- **The task**: Read through the entries below and return each line with the word "screenshot".

- **Data to process**:
::::::

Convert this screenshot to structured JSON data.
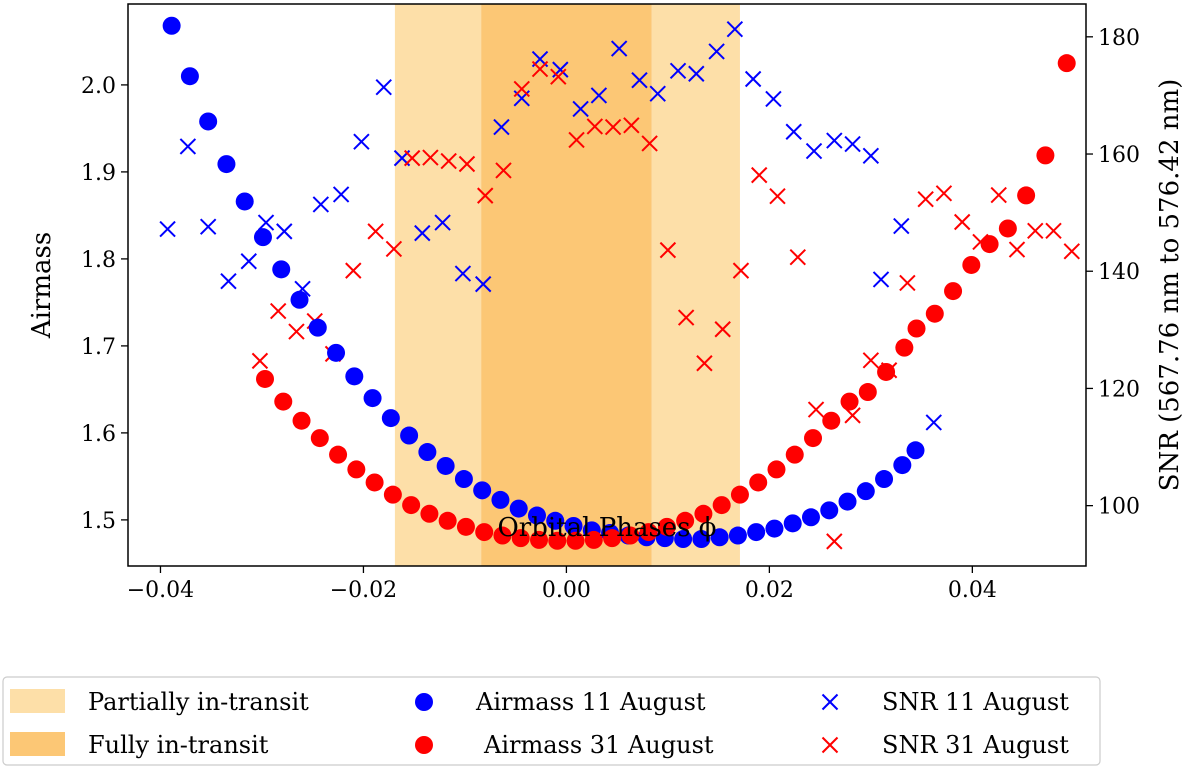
{
  "chart_data": {
    "type": "scatter",
    "xlabel": "Orbital Phases ϕ",
    "ylabel_left": "Airmass",
    "ylabel_right": "SNR (567.76 nm to 576.42 nm)",
    "x_range": [
      -0.0432,
      0.0512
    ],
    "y_left_range": [
      1.447,
      2.093
    ],
    "y_right_range": [
      89.7,
      185.6
    ],
    "x_ticks": [
      -0.04,
      -0.02,
      0.0,
      0.02,
      0.04
    ],
    "x_tick_labels": [
      "−0.04",
      "−0.02",
      "0.00",
      "0.02",
      "0.04"
    ],
    "y_left_ticks": [
      1.5,
      1.6,
      1.7,
      1.8,
      1.9,
      2.0
    ],
    "y_left_tick_labels": [
      "1.5",
      "1.6",
      "1.7",
      "1.8",
      "1.9",
      "2.0"
    ],
    "y_right_ticks": [
      100,
      120,
      140,
      160,
      180
    ],
    "y_right_tick_labels": [
      "100",
      "120",
      "140",
      "160",
      "180"
    ],
    "grid": false,
    "legend_position": "below plot, 3 columns",
    "regions": [
      {
        "name": "Partially in-transit",
        "ranges": [
          [
            -0.0169,
            -0.0084
          ],
          [
            0.0084,
            0.0171
          ]
        ],
        "color": "#fddfa8"
      },
      {
        "name": "Fully in-transit",
        "ranges": [
          [
            -0.0084,
            0.0084
          ]
        ],
        "color": "#fcc775"
      }
    ],
    "series": [
      {
        "name": "Airmass 11 August",
        "axis": "left",
        "marker": "circle",
        "color": "#0000ff",
        "points": [
          [
            -0.0389,
            2.068
          ],
          [
            -0.0371,
            2.01
          ],
          [
            -0.0353,
            1.958
          ],
          [
            -0.0335,
            1.909
          ],
          [
            -0.0317,
            1.866
          ],
          [
            -0.0299,
            1.825
          ],
          [
            -0.0281,
            1.788
          ],
          [
            -0.0263,
            1.753
          ],
          [
            -0.0245,
            1.721
          ],
          [
            -0.0227,
            1.692
          ],
          [
            -0.0209,
            1.665
          ],
          [
            -0.0191,
            1.64
          ],
          [
            -0.0173,
            1.617
          ],
          [
            -0.0155,
            1.597
          ],
          [
            -0.0137,
            1.578
          ],
          [
            -0.0119,
            1.562
          ],
          [
            -0.0101,
            1.547
          ],
          [
            -0.0083,
            1.534
          ],
          [
            -0.0065,
            1.523
          ],
          [
            -0.0047,
            1.513
          ],
          [
            -0.0029,
            1.505
          ],
          [
            -0.0011,
            1.499
          ],
          [
            0.0007,
            1.493
          ],
          [
            0.0025,
            1.488
          ],
          [
            0.0043,
            1.485
          ],
          [
            0.0061,
            1.482
          ],
          [
            0.0079,
            1.48
          ],
          [
            0.0097,
            1.479
          ],
          [
            0.0115,
            1.478
          ],
          [
            0.0133,
            1.478
          ],
          [
            0.0151,
            1.48
          ],
          [
            0.0169,
            1.482
          ],
          [
            0.0187,
            1.486
          ],
          [
            0.0205,
            1.49
          ],
          [
            0.0223,
            1.496
          ],
          [
            0.0241,
            1.503
          ],
          [
            0.0259,
            1.511
          ],
          [
            0.0277,
            1.521
          ],
          [
            0.0295,
            1.533
          ],
          [
            0.0313,
            1.547
          ],
          [
            0.0331,
            1.563
          ],
          [
            0.0344,
            1.58
          ]
        ]
      },
      {
        "name": "Airmass 31 August",
        "axis": "left",
        "marker": "circle",
        "color": "#ff0000",
        "points": [
          [
            -0.0297,
            1.662
          ],
          [
            -0.0279,
            1.636
          ],
          [
            -0.0261,
            1.614
          ],
          [
            -0.0243,
            1.594
          ],
          [
            -0.0225,
            1.575
          ],
          [
            -0.0207,
            1.558
          ],
          [
            -0.0189,
            1.543
          ],
          [
            -0.0171,
            1.529
          ],
          [
            -0.0153,
            1.517
          ],
          [
            -0.0135,
            1.507
          ],
          [
            -0.0117,
            1.499
          ],
          [
            -0.0099,
            1.492
          ],
          [
            -0.0081,
            1.486
          ],
          [
            -0.0063,
            1.482
          ],
          [
            -0.0045,
            1.479
          ],
          [
            -0.0027,
            1.477
          ],
          [
            -0.0009,
            1.476
          ],
          [
            0.0009,
            1.476
          ],
          [
            0.0027,
            1.477
          ],
          [
            0.0045,
            1.479
          ],
          [
            0.0063,
            1.482
          ],
          [
            0.0081,
            1.486
          ],
          [
            0.0099,
            1.492
          ],
          [
            0.0117,
            1.499
          ],
          [
            0.0135,
            1.507
          ],
          [
            0.0153,
            1.517
          ],
          [
            0.0171,
            1.529
          ],
          [
            0.0189,
            1.543
          ],
          [
            0.0207,
            1.558
          ],
          [
            0.0225,
            1.575
          ],
          [
            0.0243,
            1.594
          ],
          [
            0.0261,
            1.614
          ],
          [
            0.0279,
            1.636
          ],
          [
            0.0297,
            1.647
          ],
          [
            0.0315,
            1.67
          ],
          [
            0.0333,
            1.698
          ],
          [
            0.0345,
            1.72
          ],
          [
            0.0363,
            1.737
          ],
          [
            0.0381,
            1.763
          ],
          [
            0.0399,
            1.793
          ],
          [
            0.0417,
            1.817
          ],
          [
            0.0435,
            1.835
          ],
          [
            0.0453,
            1.873
          ],
          [
            0.0472,
            1.919
          ],
          [
            0.0493,
            2.025
          ]
        ]
      },
      {
        "name": "SNR 11 August",
        "axis": "right",
        "marker": "x",
        "color": "#0000ff",
        "points": [
          [
            -0.0393,
            147.2
          ],
          [
            -0.0373,
            161.3
          ],
          [
            -0.0353,
            147.6
          ],
          [
            -0.0333,
            138.3
          ],
          [
            -0.0313,
            141.7
          ],
          [
            -0.0296,
            148.3
          ],
          [
            -0.0278,
            146.8
          ],
          [
            -0.026,
            137.0
          ],
          [
            -0.0242,
            151.4
          ],
          [
            -0.0222,
            153.1
          ],
          [
            -0.0202,
            162.1
          ],
          [
            -0.018,
            171.4
          ],
          [
            -0.0162,
            159.3
          ],
          [
            -0.0142,
            146.5
          ],
          [
            -0.0122,
            148.3
          ],
          [
            -0.0102,
            139.6
          ],
          [
            -0.0082,
            137.8
          ],
          [
            -0.0064,
            164.6
          ],
          [
            -0.0044,
            169.5
          ],
          [
            -0.0026,
            176.2
          ],
          [
            -0.0006,
            174.4
          ],
          [
            0.0014,
            167.7
          ],
          [
            0.0032,
            170.0
          ],
          [
            0.0052,
            178.0
          ],
          [
            0.0072,
            172.6
          ],
          [
            0.009,
            170.3
          ],
          [
            0.011,
            174.2
          ],
          [
            0.0128,
            173.7
          ],
          [
            0.0148,
            177.5
          ],
          [
            0.0166,
            181.3
          ],
          [
            0.0184,
            172.8
          ],
          [
            0.0204,
            169.4
          ],
          [
            0.0224,
            163.8
          ],
          [
            0.0244,
            160.5
          ],
          [
            0.0264,
            162.3
          ],
          [
            0.0282,
            161.7
          ],
          [
            0.03,
            159.7
          ],
          [
            0.033,
            147.7
          ],
          [
            0.031,
            138.6
          ],
          [
            0.0362,
            114.2
          ]
        ]
      },
      {
        "name": "SNR 31 August",
        "axis": "right",
        "marker": "x",
        "color": "#ff0000",
        "points": [
          [
            -0.0302,
            124.7
          ],
          [
            -0.0284,
            133.2
          ],
          [
            -0.0266,
            129.7
          ],
          [
            -0.0248,
            131.5
          ],
          [
            -0.023,
            125.9
          ],
          [
            -0.021,
            140.1
          ],
          [
            -0.0188,
            146.8
          ],
          [
            -0.017,
            143.8
          ],
          [
            -0.0152,
            159.3
          ],
          [
            -0.0134,
            159.4
          ],
          [
            -0.0116,
            158.8
          ],
          [
            -0.0098,
            158.3
          ],
          [
            -0.008,
            152.9
          ],
          [
            -0.0062,
            157.2
          ],
          [
            -0.0044,
            171.1
          ],
          [
            -0.0026,
            174.5
          ],
          [
            -0.0008,
            173.2
          ],
          [
            0.001,
            162.4
          ],
          [
            0.0028,
            164.7
          ],
          [
            0.0046,
            164.6
          ],
          [
            0.0064,
            164.9
          ],
          [
            0.0082,
            161.8
          ],
          [
            0.01,
            143.6
          ],
          [
            0.0118,
            132.1
          ],
          [
            0.0136,
            124.3
          ],
          [
            0.0154,
            130.1
          ],
          [
            0.0172,
            140.1
          ],
          [
            0.019,
            156.4
          ],
          [
            0.0208,
            152.8
          ],
          [
            0.0228,
            142.4
          ],
          [
            0.0246,
            116.4
          ],
          [
            0.0264,
            93.9
          ],
          [
            0.0282,
            115.4
          ],
          [
            0.03,
            124.8
          ],
          [
            0.0318,
            123.1
          ],
          [
            0.0336,
            138.0
          ],
          [
            0.0354,
            152.3
          ],
          [
            0.0372,
            153.3
          ],
          [
            0.039,
            148.4
          ],
          [
            0.0408,
            145.0
          ],
          [
            0.0426,
            153.0
          ],
          [
            0.0444,
            143.7
          ],
          [
            0.0462,
            146.9
          ],
          [
            0.048,
            146.9
          ],
          [
            0.0498,
            143.4
          ]
        ]
      }
    ]
  }
}
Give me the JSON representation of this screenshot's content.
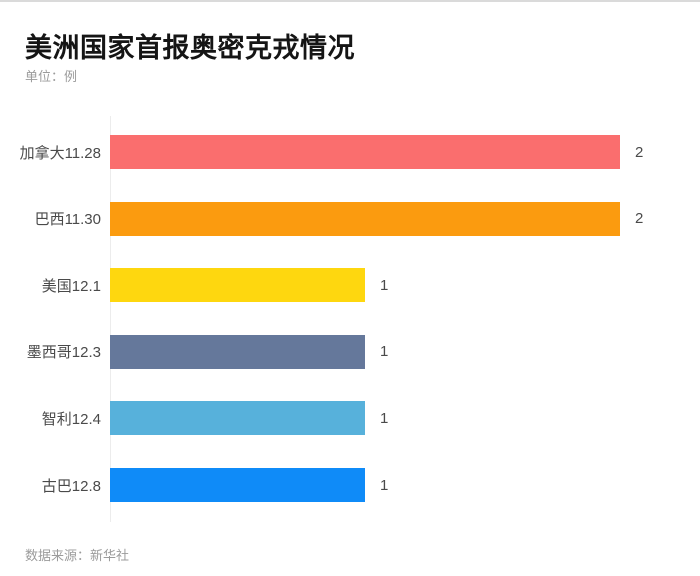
{
  "page": {
    "title": "美洲国家首报奥密克戎情况",
    "unit_label": "单位：例",
    "source_note": "数据来源：新华社"
  },
  "chart_data": {
    "type": "bar",
    "orientation": "horizontal",
    "title": "美洲国家首报奥密克戎情况",
    "unit": "单位：例",
    "source": "数据来源：新华社",
    "categories": [
      "加拿大11.28",
      "巴西11.30",
      "美国12.1",
      "墨西哥12.3",
      "智利12.4",
      "古巴12.8"
    ],
    "values": [
      2,
      2,
      1,
      1,
      1,
      1
    ],
    "colors": [
      "#FA6E6E",
      "#FB9B0F",
      "#FED70F",
      "#65789B",
      "#57B1DB",
      "#0F8BF8"
    ],
    "xlim": [
      0,
      2
    ],
    "value_labels_shown": true,
    "grid": false,
    "legend": "none",
    "axis_line_color": "#ececec",
    "background_color": "#ffffff"
  }
}
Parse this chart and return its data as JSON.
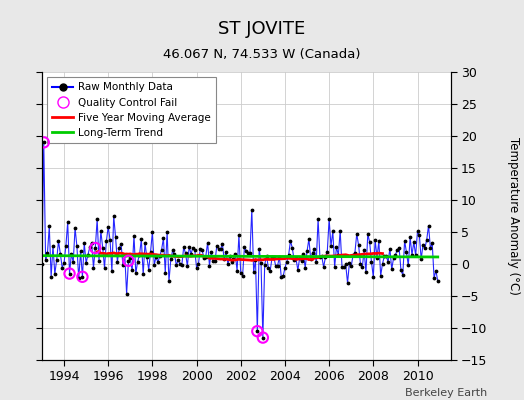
{
  "title": "ST JOVITE",
  "subtitle": "46.067 N, 74.533 W (Canada)",
  "ylabel": "Temperature Anomaly (°C)",
  "credit": "Berkeley Earth",
  "ylim": [
    -15,
    30
  ],
  "yticks": [
    -15,
    -10,
    -5,
    0,
    5,
    10,
    15,
    20,
    25,
    30
  ],
  "xlim": [
    1993.0,
    2011.5
  ],
  "xticks": [
    1994,
    1996,
    1998,
    2000,
    2002,
    2004,
    2006,
    2008,
    2010
  ],
  "bg_color": "#e8e8e8",
  "plot_bg_color": "#ffffff",
  "raw_color": "#0000ff",
  "dot_color": "#000000",
  "ma_color": "#ff0000",
  "trend_color": "#00cc00",
  "qc_color": "#ff00ff",
  "trend_value": 1.0,
  "seed": 42,
  "n_months": 216,
  "start_year": 1993.0,
  "moving_avg_window": 60,
  "qc_fail_times": [
    1993.08,
    1994.25,
    1994.83,
    1995.42,
    1996.92,
    2002.75,
    2003.0
  ],
  "qc_fail_values": [
    19.0,
    -1.5,
    -2.0,
    2.5,
    0.5,
    -10.5,
    -11.5
  ]
}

::::::

- **The reply**:
Convert this screenshot to structured JSON data.
Give me the JSON representation of this screenshot's content.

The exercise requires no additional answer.